start Entries
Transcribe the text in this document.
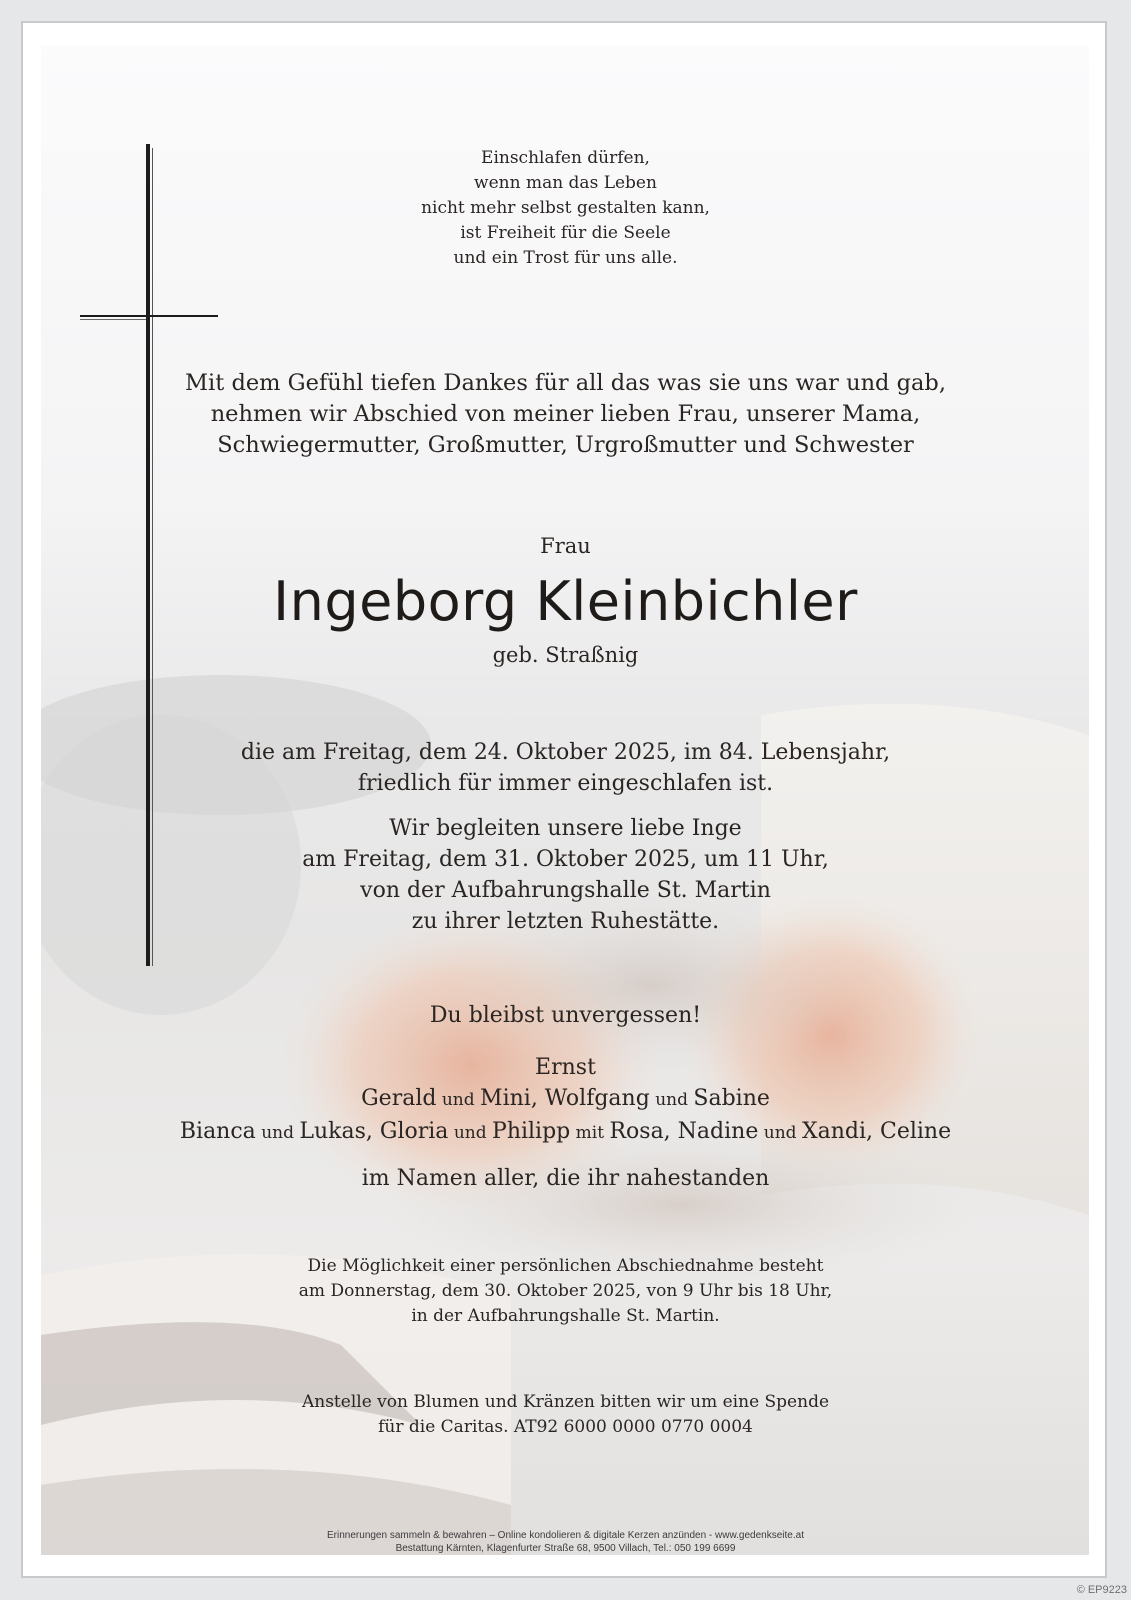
Einschlafen dürfen,
wenn man das Leben
nicht mehr selbst gestalten kann,
ist Freiheit für die Seele
und ein Trost für uns alle.
Mit dem Gefühl tiefen Dankes für all das was sie uns war und gab,
nehmen wir Abschied von meiner lieben Frau, unserer Mama,
Schwiegermutter, Großmutter, Urgroßmutter und Schwester
Frau
Ingeborg Kleinbichler
geb. Straßnig
die am Freitag, dem 24. Oktober 2025, im 84. Lebensjahr,
friedlich für immer eingeschlafen ist.
Wir begleiten unsere liebe Inge
am Freitag, dem 31. Oktober 2025, um 11 Uhr,
von der Aufbahrungshalle St. Martin
zu ihrer letzten Ruhestätte.
Du bleibst unvergessen!
Ernst
Gerald und Mini, Wolfgang und Sabine
Bianca und Lukas, Gloria und Philipp mit Rosa, Nadine und Xandi, Celine
im Namen aller, die ihr nahestanden
Die Möglichkeit einer persönlichen Abschiednahme besteht
am Donnerstag, dem 30. Oktober 2025, von 9 Uhr bis 18 Uhr,
in der Aufbahrungshalle St. Martin.
Anstelle von Blumen und Kränzen bitten wir um eine Spende
für die Caritas. AT92 6000 0000 0770 0004
Erinnerungen sammeln & bewahren – Online kondolieren & digitale Kerzen anzünden - www.gedenkseite.at
Bestattung Kärnten, Klagenfurter Straße 68, 9500 Villach, Tel.: 050 199 6699
© EP9223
end Entries
» **Exercise prompt**
Repeat all of the entries word for word, but omit the pictures.

» **Complete response**
Transcribe the text in this document.
Einschlafen dürfen,
wenn man das Leben
nicht mehr selbst gestalten kann,
ist Freiheit für die Seele
und ein Trost für uns alle.
Mit dem Gefühl tiefen Dankes für all das was sie uns war und gab,
nehmen wir Abschied von meiner lieben Frau, unserer Mama,
Schwiegermutter, Großmutter, Urgroßmutter und Schwester
Frau
Ingeborg Kleinbichler
geb. Straßnig
die am Freitag, dem 24. Oktober 2025, im 84. Lebensjahr,
friedlich für immer eingeschlafen ist.
Wir begleiten unsere liebe Inge
am Freitag, dem 31. Oktober 2025, um 11 Uhr,
von der Aufbahrungshalle St. Martin
zu ihrer letzten Ruhestätte.
Du bleibst unvergessen!
Ernst
Gerald und Mini, Wolfgang und Sabine
Bianca und Lukas, Gloria und Philipp mit Rosa, Nadine und Xandi, Celine
im Namen aller, die ihr nahestanden
Die Möglichkeit einer persönlichen Abschiednahme besteht
am Donnerstag, dem 30. Oktober 2025, von 9 Uhr bis 18 Uhr,
in der Aufbahrungshalle St. Martin.
Anstelle von Blumen und Kränzen bitten wir um eine Spende
für die Caritas. AT92 6000 0000 0770 0004
Erinnerungen sammeln & bewahren – Online kondolieren & digitale Kerzen anzünden - www.gedenkseite.at
Bestattung Kärnten, Klagenfurter Straße 68, 9500 Villach, Tel.: 050 199 6699
© EP9223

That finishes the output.